**REQUIRED WORK:** Copy the entries below verbatim, from their first line up to and including the line that contains "timezone-heading-row: Часовой пояс".

**THE RECORDS:**
++++++++++++++++++++

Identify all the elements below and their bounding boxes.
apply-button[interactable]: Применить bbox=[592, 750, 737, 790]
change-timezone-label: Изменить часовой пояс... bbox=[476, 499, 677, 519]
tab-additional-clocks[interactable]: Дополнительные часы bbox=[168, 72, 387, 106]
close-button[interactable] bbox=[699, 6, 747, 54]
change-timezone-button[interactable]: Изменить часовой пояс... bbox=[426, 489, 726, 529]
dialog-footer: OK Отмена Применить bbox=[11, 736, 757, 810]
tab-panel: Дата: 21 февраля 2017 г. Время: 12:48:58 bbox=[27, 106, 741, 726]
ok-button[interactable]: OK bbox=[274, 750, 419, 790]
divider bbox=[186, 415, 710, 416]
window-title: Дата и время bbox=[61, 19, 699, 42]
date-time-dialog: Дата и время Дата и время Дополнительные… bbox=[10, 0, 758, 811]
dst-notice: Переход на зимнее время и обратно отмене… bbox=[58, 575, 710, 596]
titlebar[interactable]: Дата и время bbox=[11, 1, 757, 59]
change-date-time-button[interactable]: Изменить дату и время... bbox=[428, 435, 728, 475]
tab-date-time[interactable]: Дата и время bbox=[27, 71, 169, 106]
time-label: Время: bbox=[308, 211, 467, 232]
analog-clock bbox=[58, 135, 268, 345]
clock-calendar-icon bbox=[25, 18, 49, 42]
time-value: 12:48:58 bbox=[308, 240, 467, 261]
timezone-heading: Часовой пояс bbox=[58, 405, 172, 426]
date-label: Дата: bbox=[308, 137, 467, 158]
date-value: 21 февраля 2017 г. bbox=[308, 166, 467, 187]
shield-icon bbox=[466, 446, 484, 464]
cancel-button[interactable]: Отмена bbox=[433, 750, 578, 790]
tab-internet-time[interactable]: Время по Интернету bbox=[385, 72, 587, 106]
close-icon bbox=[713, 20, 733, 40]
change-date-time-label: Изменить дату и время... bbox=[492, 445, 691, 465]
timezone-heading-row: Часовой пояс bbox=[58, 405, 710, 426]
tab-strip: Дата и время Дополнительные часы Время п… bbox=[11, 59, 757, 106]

++++++++++++++++++++

**THE RESPONSE:**
Identify all the elements below and their bounding boxes.
apply-button[interactable]: Применить bbox=[592, 750, 737, 790]
change-timezone-label: Изменить часовой пояс... bbox=[476, 499, 677, 519]
tab-additional-clocks[interactable]: Дополнительные часы bbox=[168, 72, 387, 106]
close-button[interactable] bbox=[699, 6, 747, 54]
change-timezone-button[interactable]: Изменить часовой пояс... bbox=[426, 489, 726, 529]
dialog-footer: OK Отмена Применить bbox=[11, 736, 757, 810]
tab-panel: Дата: 21 февраля 2017 г. Время: 12:48:58 bbox=[27, 106, 741, 726]
ok-button[interactable]: OK bbox=[274, 750, 419, 790]
divider bbox=[186, 415, 710, 416]
window-title: Дата и время bbox=[61, 19, 699, 42]
date-time-dialog: Дата и время Дата и время Дополнительные… bbox=[10, 0, 758, 811]
dst-notice: Переход на зимнее время и обратно отмене… bbox=[58, 575, 710, 596]
titlebar[interactable]: Дата и время bbox=[11, 1, 757, 59]
change-date-time-button[interactable]: Изменить дату и время... bbox=[428, 435, 728, 475]
tab-date-time[interactable]: Дата и время bbox=[27, 71, 169, 106]
time-label: Время: bbox=[308, 211, 467, 232]
analog-clock bbox=[58, 135, 268, 345]
clock-calendar-icon bbox=[25, 18, 49, 42]
time-value: 12:48:58 bbox=[308, 240, 467, 261]
timezone-heading: Часовой пояс bbox=[58, 405, 172, 426]
date-label: Дата: bbox=[308, 137, 467, 158]
date-value: 21 февраля 2017 г. bbox=[308, 166, 467, 187]
shield-icon bbox=[466, 446, 484, 464]
cancel-button[interactable]: Отмена bbox=[433, 750, 578, 790]
tab-internet-time[interactable]: Время по Интернету bbox=[385, 72, 587, 106]
close-icon bbox=[713, 20, 733, 40]
change-date-time-label: Изменить дату и время... bbox=[492, 445, 691, 465]
timezone-heading-row: Часовой пояс bbox=[58, 405, 710, 426]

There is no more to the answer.